Task
Images appear in the records below; leave them out and repeat everything else exactly.

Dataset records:
============================================================

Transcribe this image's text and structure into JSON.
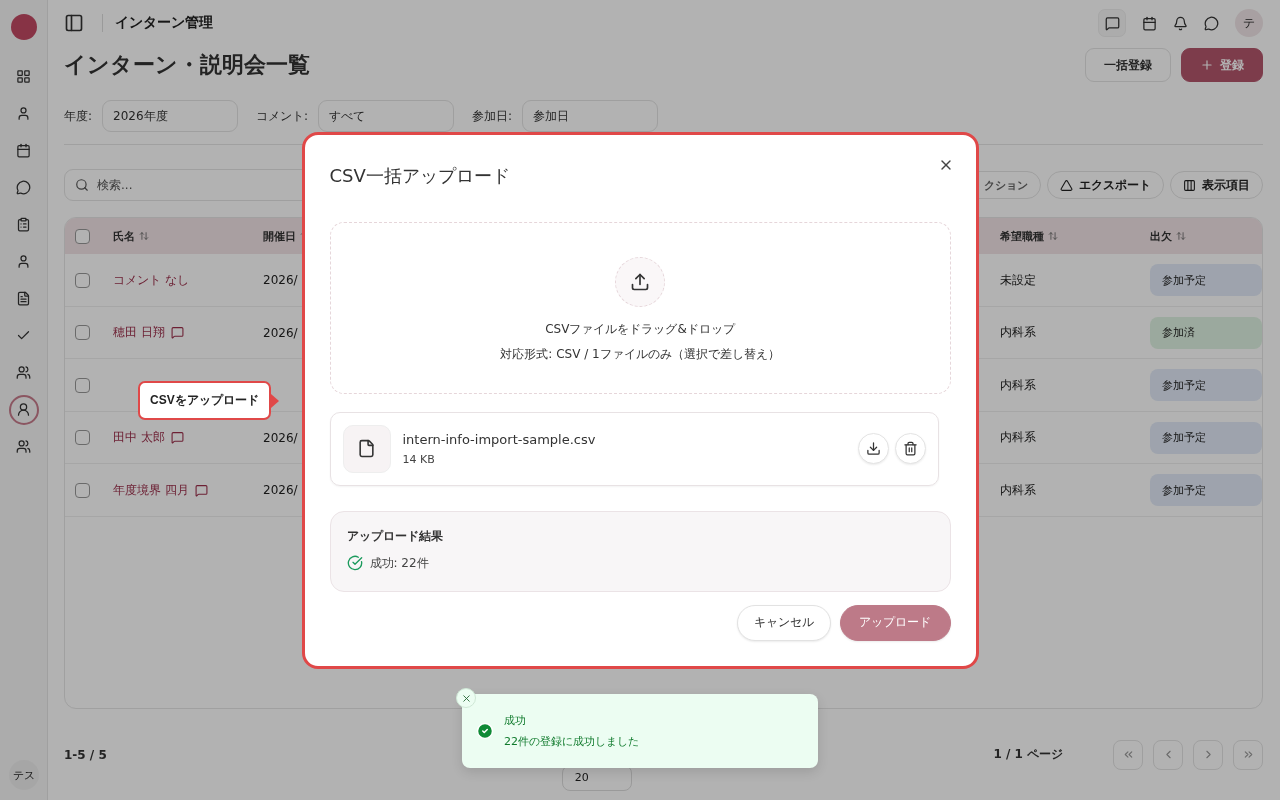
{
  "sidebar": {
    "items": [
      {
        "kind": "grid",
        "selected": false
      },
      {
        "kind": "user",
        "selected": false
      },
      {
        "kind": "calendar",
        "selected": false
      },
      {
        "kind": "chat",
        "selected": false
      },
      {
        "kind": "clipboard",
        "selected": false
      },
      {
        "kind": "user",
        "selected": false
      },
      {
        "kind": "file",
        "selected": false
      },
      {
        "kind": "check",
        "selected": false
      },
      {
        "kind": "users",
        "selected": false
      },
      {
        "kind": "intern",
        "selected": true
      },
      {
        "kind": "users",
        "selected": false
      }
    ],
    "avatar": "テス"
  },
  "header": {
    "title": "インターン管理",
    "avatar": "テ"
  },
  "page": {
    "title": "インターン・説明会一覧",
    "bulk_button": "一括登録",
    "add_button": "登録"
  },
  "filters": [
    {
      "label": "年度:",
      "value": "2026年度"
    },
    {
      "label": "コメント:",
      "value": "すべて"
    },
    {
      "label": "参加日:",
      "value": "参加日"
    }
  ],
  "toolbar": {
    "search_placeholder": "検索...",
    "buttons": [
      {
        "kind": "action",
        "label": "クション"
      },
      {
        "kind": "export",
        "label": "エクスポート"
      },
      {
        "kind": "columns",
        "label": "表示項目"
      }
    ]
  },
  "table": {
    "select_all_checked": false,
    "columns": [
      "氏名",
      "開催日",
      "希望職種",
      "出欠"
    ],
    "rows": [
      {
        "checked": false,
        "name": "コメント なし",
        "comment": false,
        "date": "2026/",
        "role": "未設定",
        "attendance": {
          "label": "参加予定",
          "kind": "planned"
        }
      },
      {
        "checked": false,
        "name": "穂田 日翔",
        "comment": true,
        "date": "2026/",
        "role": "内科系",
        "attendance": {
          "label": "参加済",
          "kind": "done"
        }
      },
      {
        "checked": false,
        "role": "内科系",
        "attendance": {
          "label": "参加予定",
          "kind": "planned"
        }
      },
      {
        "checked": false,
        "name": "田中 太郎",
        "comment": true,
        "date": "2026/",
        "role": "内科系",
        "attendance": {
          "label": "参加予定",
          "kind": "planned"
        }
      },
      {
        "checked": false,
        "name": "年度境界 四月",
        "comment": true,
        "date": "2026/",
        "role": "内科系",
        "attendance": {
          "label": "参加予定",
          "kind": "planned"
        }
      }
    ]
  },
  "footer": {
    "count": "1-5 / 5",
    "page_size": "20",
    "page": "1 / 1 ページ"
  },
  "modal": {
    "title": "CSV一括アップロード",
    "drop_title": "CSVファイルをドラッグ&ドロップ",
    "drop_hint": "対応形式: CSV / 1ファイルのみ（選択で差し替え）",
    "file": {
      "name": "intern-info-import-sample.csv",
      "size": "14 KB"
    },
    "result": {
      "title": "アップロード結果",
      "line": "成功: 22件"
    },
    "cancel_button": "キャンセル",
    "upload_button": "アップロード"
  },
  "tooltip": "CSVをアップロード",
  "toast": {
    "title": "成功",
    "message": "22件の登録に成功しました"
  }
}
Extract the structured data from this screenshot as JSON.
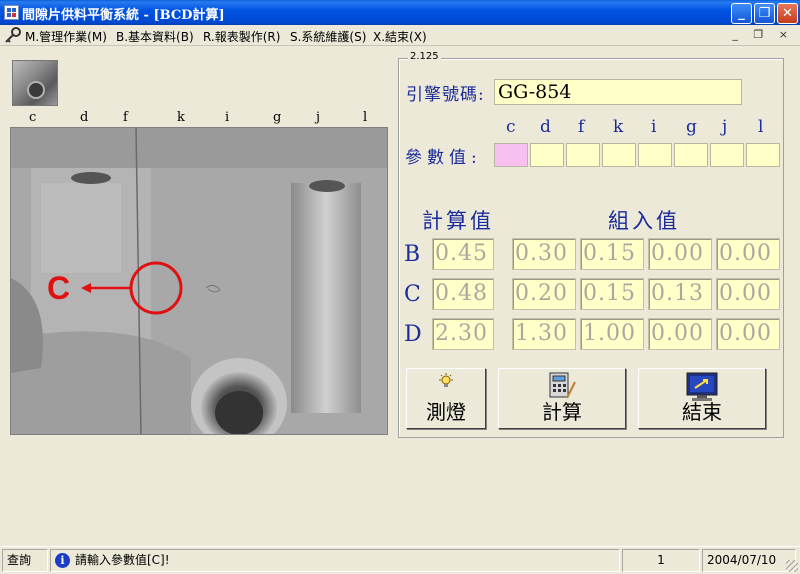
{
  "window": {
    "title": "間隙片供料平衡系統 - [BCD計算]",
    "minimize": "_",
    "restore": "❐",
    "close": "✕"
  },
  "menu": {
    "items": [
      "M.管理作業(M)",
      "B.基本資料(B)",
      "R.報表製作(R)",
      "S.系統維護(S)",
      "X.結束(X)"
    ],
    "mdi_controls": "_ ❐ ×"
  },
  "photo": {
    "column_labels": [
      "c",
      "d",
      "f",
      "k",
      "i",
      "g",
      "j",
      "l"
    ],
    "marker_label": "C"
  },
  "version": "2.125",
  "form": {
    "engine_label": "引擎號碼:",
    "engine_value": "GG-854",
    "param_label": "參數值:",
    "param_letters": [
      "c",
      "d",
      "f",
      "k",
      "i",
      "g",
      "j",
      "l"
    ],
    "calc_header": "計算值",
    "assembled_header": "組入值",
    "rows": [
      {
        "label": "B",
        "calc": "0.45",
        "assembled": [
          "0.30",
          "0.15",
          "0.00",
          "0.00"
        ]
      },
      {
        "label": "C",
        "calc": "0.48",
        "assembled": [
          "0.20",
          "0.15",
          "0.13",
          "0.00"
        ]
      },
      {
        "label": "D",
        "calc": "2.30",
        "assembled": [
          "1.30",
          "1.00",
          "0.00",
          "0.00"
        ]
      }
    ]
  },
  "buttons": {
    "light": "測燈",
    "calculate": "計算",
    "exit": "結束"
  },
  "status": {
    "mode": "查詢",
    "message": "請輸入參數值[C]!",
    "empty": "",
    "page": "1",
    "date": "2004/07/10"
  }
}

============================================================

Correct output
Transcribe this image's text and structure into JSON.
{
  "sidebar": {
    "items": [
      {
        "kind": "grid",
        "selected": false
      },
      {
        "kind": "user",
        "selected": false
      },
      {
        "kind": "calendar",
        "selected": false
      },
      {
        "kind": "chat",
        "selected": false
      },
      {
        "kind": "clipboard",
        "selected": false
      },
      {
        "kind": "user",
        "selected": false
      },
      {
        "kind": "file",
        "selected": false
      },
      {
        "kind": "check",
        "selected": false
      },
      {
        "kind": "users",
        "selected": false
      },
      {
        "kind": "intern",
        "selected": true
      },
      {
        "kind": "users",
        "selected": false
      }
    ],
    "avatar": "テス"
  },
  "header": {
    "title": "インターン管理",
    "avatar": "テ"
  },
  "page": {
    "title": "インターン・説明会一覧",
    "bulk_button": "一括登録",
    "add_button": "登録"
  },
  "filters": [
    {
      "label": "年度:",
      "value": "2026年度"
    },
    {
      "label": "コメント:",
      "value": "すべて"
    },
    {
      "label": "参加日:",
      "value": "参加日"
    }
  ],
  "toolbar": {
    "search_placeholder": "検索...",
    "buttons": [
      {
        "kind": "action",
        "label": "クション"
      },
      {
        "kind": "export",
        "label": "エクスポート"
      },
      {
        "kind": "columns",
        "label": "表示項目"
      }
    ]
  },
  "table": {
    "select_all_checked": false,
    "columns": [
      "氏名",
      "開催日",
      "希望職種",
      "出欠"
    ],
    "rows": [
      {
        "checked": false,
        "name": "コメント なし",
        "comment": false,
        "date": "2026/",
        "role": "未設定",
        "attendance": {
          "label": "参加予定",
          "kind": "planned"
        }
      },
      {
        "checked": false,
        "name": "穂田 日翔",
        "comment": true,
        "date": "2026/",
        "role": "内科系",
        "attendance": {
          "label": "参加済",
          "kind": "done"
        }
      },
      {
        "checked": false,
        "role": "内科系",
        "attendance": {
          "label": "参加予定",
          "kind": "planned"
        }
      },
      {
        "checked": false,
        "name": "田中 太郎",
        "comment": true,
        "date": "2026/",
        "role": "内科系",
        "attendance": {
          "label": "参加予定",
          "kind": "planned"
        }
      },
      {
        "checked": false,
        "name": "年度境界 四月",
        "comment": true,
        "date": "2026/",
        "role": "内科系",
        "attendance": {
          "label": "参加予定",
          "kind": "planned"
        }
      }
    ]
  },
  "footer": {
    "count": "1-5 / 5",
    "page_size": "20",
    "page": "1 / 1 ページ"
  },
  "modal": {
    "title": "CSV一括アップロード",
    "drop_title": "CSVファイルをドラッグ&ドロップ",
    "drop_hint": "対応形式: CSV / 1ファイルのみ（選択で差し替え）",
    "file": {
      "name": "intern-info-import-sample.csv",
      "size": "14 KB"
    },
    "result": {
      "title": "アップロード結果",
      "line": "成功: 22件"
    },
    "cancel_button": "キャンセル",
    "upload_button": "アップロード"
  },
  "tooltip": "CSVをアップロード",
  "toast": {
    "title": "成功",
    "message": "22件の登録に成功しました"
  }
}
Extract the structured data from this screenshot as JSON.
{
  "window": {
    "title": "間隙片供料平衡系統 - [BCD計算]",
    "minimize": "_",
    "restore": "❐",
    "close": "✕"
  },
  "menu": {
    "items": [
      "M.管理作業(M)",
      "B.基本資料(B)",
      "R.報表製作(R)",
      "S.系統維護(S)",
      "X.結束(X)"
    ],
    "mdi_controls": "_ ❐ ×"
  },
  "photo": {
    "column_labels": [
      "c",
      "d",
      "f",
      "k",
      "i",
      "g",
      "j",
      "l"
    ],
    "marker_label": "C"
  },
  "version": "2.125",
  "form": {
    "engine_label": "引擎號碼:",
    "engine_value": "GG-854",
    "param_label": "參數值:",
    "param_letters": [
      "c",
      "d",
      "f",
      "k",
      "i",
      "g",
      "j",
      "l"
    ],
    "calc_header": "計算值",
    "assembled_header": "組入值",
    "rows": [
      {
        "label": "B",
        "calc": "0.45",
        "assembled": [
          "0.30",
          "0.15",
          "0.00",
          "0.00"
        ]
      },
      {
        "label": "C",
        "calc": "0.48",
        "assembled": [
          "0.20",
          "0.15",
          "0.13",
          "0.00"
        ]
      },
      {
        "label": "D",
        "calc": "2.30",
        "assembled": [
          "1.30",
          "1.00",
          "0.00",
          "0.00"
        ]
      }
    ]
  },
  "buttons": {
    "light": "測燈",
    "calculate": "計算",
    "exit": "結束"
  },
  "status": {
    "mode": "查詢",
    "message": "請輸入參數值[C]!",
    "empty": "",
    "page": "1",
    "date": "2004/07/10"
  }
}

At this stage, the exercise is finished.